**** Document segment
Current patch against Git tag clamav-0.98.1 pasted below.

Cheers,

Julius
--
 clamd/server-th.c | 145 ++++++++++++++++++++++++++++++++----------------------
 clamd/server.h    |   7 +++
 2 files changed, 94 insertions(+), 58 deletions(-)

diff --git a/clamd/server-th.c b/clamd/server-th.c
index 86a3a48..3df5c9c 100644
--- a/clamd/server-th.c
+++ b/clamd/server-th.c
@@ -64,6 +64,8 @@
 int progexit = 0;
 pthread_mutex_t exit_mutex = PTHREAD_MUTEX_INITIALIZER;
 int reload = 0;
+volatile int reload_in_progress = 0;
+struct cl_engine *reload_engine = NULL;
 time_t reloaded_time = 0;
 pthread_mutex_t reload_mutex = PTHREAD_MUTEX_INITIALIZER;
 int sighup = 0;
@@ -158,40 +160,27 @@ void sighandler_th(int sig)
            logg("$Failed to write to syncpipe\n");
 }

-static struct cl_engine *reload_db(struct cl_engine *engine, unsigned int dboptions, const struct optstruct *opts, int do_check, int *ret)
+static void *reload_db(void *argp)
 {
-       const char *dbdir;
-       int retval;
-       unsigned int sigs = 0;
-       struct cl_settings *settings = NULL;
-
-    *ret = 0;
-    if(do_check) {
-       if(!dbstat.entries) {
-           logg("No stats for Database check - forcing reload\n");
-           return engine;
-       }
-
-       if(cl_statchkdir(&dbstat) == 1) {
-           logg("SelfCheck: Database modification detected. Forcing reload.\n");
-           return engine;
-       } else {
-           logg("SelfCheck: Database status OK.\n");
-           return NULL;
-       }
-    }
-
-    /* release old structure */
-    if(engine) {
+    const char *dbdir;
+    int retval;
+    unsigned int sigs = 0;
+    struct cl_settings *settings = NULL;
+    struct cl_engine *engine = NULL;
+
+    struct reload_db_args *args = (struct reload_db_args *)argp;
+    struct cl_engine *oldengine = args->engine;
+    unsigned int dboptions = args->dboptions;
+    const struct optstruct *opts = args->opts;
+
+    if(oldengine) {
        /* copy current settings */
-       settings = cl_engine_settings_copy(engine);
+       settings = cl_engine_settings_copy(oldengine);
        if(!settings)
********
▶ [Written task 1] In the ClamAV patch, the old reload_db code has a do_check branch that is being removed. According to its log messages, when does that branch return the engine to force a reload, and when does it return NULL instead?
▶ [Written task 2] Please extend the ClamAV patch, picking up right after its final line of code.
**** Dataset entries
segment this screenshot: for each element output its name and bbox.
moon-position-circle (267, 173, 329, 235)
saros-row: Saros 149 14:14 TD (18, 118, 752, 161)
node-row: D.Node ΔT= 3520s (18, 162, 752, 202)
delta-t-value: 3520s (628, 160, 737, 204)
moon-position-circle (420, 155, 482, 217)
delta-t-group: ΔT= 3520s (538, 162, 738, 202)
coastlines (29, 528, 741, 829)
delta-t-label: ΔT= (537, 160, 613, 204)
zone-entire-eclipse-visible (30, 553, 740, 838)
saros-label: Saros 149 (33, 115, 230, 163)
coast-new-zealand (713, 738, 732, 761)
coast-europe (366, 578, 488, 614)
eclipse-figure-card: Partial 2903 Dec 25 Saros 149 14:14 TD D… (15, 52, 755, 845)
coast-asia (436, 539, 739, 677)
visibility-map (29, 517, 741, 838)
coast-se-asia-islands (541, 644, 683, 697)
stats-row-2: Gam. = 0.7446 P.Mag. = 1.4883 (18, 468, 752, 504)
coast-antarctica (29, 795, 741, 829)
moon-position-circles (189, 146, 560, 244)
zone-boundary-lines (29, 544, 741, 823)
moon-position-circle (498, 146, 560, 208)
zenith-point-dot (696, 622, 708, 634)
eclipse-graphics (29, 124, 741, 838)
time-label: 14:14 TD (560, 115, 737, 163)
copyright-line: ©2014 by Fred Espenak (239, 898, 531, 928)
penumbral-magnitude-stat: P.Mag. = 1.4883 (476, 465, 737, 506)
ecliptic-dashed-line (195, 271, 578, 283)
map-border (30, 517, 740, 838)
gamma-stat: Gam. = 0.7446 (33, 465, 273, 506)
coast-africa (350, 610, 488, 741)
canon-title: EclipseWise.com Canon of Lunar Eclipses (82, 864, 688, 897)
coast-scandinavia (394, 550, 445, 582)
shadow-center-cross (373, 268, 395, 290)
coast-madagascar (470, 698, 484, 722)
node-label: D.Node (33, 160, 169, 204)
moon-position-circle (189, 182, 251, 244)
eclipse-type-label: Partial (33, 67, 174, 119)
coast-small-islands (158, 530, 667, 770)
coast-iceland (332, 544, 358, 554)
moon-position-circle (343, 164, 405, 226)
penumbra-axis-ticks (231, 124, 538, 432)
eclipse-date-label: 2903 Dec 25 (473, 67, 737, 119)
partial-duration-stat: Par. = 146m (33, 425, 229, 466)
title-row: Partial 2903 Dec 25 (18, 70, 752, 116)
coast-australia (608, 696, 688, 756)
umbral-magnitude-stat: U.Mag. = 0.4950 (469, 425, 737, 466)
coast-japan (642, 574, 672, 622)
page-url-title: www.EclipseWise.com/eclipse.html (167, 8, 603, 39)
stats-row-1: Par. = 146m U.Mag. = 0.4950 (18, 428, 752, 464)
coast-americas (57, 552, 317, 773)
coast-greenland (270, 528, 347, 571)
********
▶ [Response 1] The branch forces a reload in two cases. The first is when dbstat has no entries, logged as "No stats for Database check - forcing reload." The second is when cl_statchkdir reports that the database was modified, logged as "SelfCheck: Database modification detected. Forcing reload." When neither applies, it logs "SelfCheck: Database status OK." and returns NULL.

▶ [Response 2]
            logg("^Can't make a copy of the current engine settings\n");
-
-       thrmgr_setactiveengine(NULL);
-       cl_engine_free(engine);
     }

+
     dbdir = optget(opts, "DatabaseDirectory")->strarg;
     logg("Reading databases from %s\n", dbdir);

@@ -201,18 +190,12 @@ static struct cl_engine *reload_db(struct cl_engine *engine, unsigned int dbopti
     memset(&dbstat, 0, sizeof(struct cl_stat));
     if((retval = cl_statinidir(dbdir, &dbstat))) {
        logg("!cl_statinidir() failed: %s\n", cl_strerror(retval));
-       *ret = 1;
-       if(settings)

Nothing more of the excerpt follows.